Layout region records
-*-*-

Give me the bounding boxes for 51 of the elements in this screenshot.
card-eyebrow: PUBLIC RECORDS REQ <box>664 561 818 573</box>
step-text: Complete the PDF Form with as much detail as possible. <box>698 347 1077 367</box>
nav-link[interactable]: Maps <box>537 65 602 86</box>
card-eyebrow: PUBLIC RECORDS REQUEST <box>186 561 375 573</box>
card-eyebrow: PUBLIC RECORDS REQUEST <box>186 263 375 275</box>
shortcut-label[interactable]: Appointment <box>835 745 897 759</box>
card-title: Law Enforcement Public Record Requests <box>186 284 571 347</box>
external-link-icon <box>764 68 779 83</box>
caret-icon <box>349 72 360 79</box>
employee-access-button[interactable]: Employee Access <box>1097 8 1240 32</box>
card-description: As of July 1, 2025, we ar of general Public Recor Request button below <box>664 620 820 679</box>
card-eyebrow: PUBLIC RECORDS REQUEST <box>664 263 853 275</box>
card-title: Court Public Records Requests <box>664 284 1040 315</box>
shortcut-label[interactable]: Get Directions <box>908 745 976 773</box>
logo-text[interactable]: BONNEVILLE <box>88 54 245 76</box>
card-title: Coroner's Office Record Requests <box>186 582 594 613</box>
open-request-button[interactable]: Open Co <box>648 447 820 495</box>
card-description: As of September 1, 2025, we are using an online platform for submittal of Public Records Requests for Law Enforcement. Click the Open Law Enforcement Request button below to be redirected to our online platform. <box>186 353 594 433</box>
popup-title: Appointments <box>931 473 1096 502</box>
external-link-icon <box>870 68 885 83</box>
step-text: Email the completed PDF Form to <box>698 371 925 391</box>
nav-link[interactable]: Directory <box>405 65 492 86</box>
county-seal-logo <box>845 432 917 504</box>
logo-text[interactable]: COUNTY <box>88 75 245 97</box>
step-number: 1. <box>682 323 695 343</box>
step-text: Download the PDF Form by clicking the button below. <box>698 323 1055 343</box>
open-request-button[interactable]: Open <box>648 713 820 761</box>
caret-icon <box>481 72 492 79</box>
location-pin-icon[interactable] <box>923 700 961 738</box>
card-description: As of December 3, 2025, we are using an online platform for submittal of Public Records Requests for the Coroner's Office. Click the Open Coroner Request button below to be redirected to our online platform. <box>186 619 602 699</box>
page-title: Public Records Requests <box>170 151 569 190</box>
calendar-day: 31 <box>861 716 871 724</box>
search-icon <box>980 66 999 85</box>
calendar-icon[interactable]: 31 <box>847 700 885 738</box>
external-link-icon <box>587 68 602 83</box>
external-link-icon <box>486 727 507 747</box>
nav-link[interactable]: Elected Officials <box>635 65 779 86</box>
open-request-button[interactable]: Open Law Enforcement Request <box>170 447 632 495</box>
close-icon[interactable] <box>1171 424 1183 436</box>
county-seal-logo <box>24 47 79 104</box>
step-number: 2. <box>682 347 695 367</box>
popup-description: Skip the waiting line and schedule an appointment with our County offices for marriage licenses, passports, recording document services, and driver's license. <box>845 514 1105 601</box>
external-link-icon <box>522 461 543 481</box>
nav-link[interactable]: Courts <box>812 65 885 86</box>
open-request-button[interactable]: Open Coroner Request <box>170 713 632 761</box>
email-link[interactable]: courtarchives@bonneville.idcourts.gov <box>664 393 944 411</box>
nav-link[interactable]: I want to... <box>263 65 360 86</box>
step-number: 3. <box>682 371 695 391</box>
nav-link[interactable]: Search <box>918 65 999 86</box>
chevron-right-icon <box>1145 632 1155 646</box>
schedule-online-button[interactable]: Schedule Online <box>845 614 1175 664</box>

-*-*-

- [Problem to solve]
Copy out every line of the records above word for word, without changing anything.

- [Solution to this problem]
Give me the bounding boxes for 51 of the elements in this screenshot.
card-eyebrow: PUBLIC RECORDS REQ <box>664 561 818 573</box>
step-text: Complete the PDF Form with as much detail as possible. <box>698 347 1077 367</box>
nav-link[interactable]: Maps <box>537 65 602 86</box>
card-eyebrow: PUBLIC RECORDS REQUEST <box>186 561 375 573</box>
card-eyebrow: PUBLIC RECORDS REQUEST <box>186 263 375 275</box>
shortcut-label[interactable]: Appointment <box>835 745 897 759</box>
card-title: Law Enforcement Public Record Requests <box>186 284 571 347</box>
external-link-icon <box>764 68 779 83</box>
caret-icon <box>349 72 360 79</box>
employee-access-button[interactable]: Employee Access <box>1097 8 1240 32</box>
card-description: As of July 1, 2025, we ar of general Public Recor Request button below <box>664 620 820 679</box>
card-eyebrow: PUBLIC RECORDS REQUEST <box>664 263 853 275</box>
card-title: Court Public Records Requests <box>664 284 1040 315</box>
shortcut-label[interactable]: Get Directions <box>908 745 976 773</box>
logo-text[interactable]: BONNEVILLE <box>88 54 245 76</box>
card-title: Coroner's Office Record Requests <box>186 582 594 613</box>
open-request-button[interactable]: Open Co <box>648 447 820 495</box>
card-description: As of September 1, 2025, we are using an online platform for submittal of Public Records Requests for Law Enforcement. Click the Open Law Enforcement Request button below to be redirected to our online platform. <box>186 353 594 433</box>
popup-title: Appointments <box>931 473 1096 502</box>
external-link-icon <box>870 68 885 83</box>
step-text: Email the completed PDF Form to <box>698 371 925 391</box>
nav-link[interactable]: Directory <box>405 65 492 86</box>
county-seal-logo <box>845 432 917 504</box>
logo-text[interactable]: COUNTY <box>88 75 245 97</box>
step-number: 1. <box>682 323 695 343</box>
step-text: Download the PDF Form by clicking the button below. <box>698 323 1055 343</box>
open-request-button[interactable]: Open <box>648 713 820 761</box>
caret-icon <box>481 72 492 79</box>
location-pin-icon[interactable] <box>923 700 961 738</box>
card-description: As of December 3, 2025, we are using an online platform for submittal of Public Records Requests for the Coroner's Office. Click the Open Coroner Request button below to be redirected to our online platform. <box>186 619 602 699</box>
page-title: Public Records Requests <box>170 151 569 190</box>
calendar-day: 31 <box>861 716 871 724</box>
search-icon <box>980 66 999 85</box>
calendar-icon[interactable]: 31 <box>847 700 885 738</box>
external-link-icon <box>587 68 602 83</box>
external-link-icon <box>486 727 507 747</box>
nav-link[interactable]: Elected Officials <box>635 65 779 86</box>
open-request-button[interactable]: Open Law Enforcement Request <box>170 447 632 495</box>
close-icon[interactable] <box>1171 424 1183 436</box>
county-seal-logo <box>24 47 79 104</box>
step-number: 2. <box>682 347 695 367</box>
popup-description: Skip the waiting line and schedule an appointment with our County offices for marriage licenses, passports, recording document services, and driver's license. <box>845 514 1105 601</box>
external-link-icon <box>522 461 543 481</box>
nav-link[interactable]: Courts <box>812 65 885 86</box>
open-request-button[interactable]: Open Coroner Request <box>170 713 632 761</box>
email-link[interactable]: courtarchives@bonneville.idcourts.gov <box>664 393 944 411</box>
nav-link[interactable]: I want to... <box>263 65 360 86</box>
step-number: 3. <box>682 371 695 391</box>
nav-link[interactable]: Search <box>918 65 999 86</box>
chevron-right-icon <box>1145 632 1155 646</box>
schedule-online-button[interactable]: Schedule Online <box>845 614 1175 664</box>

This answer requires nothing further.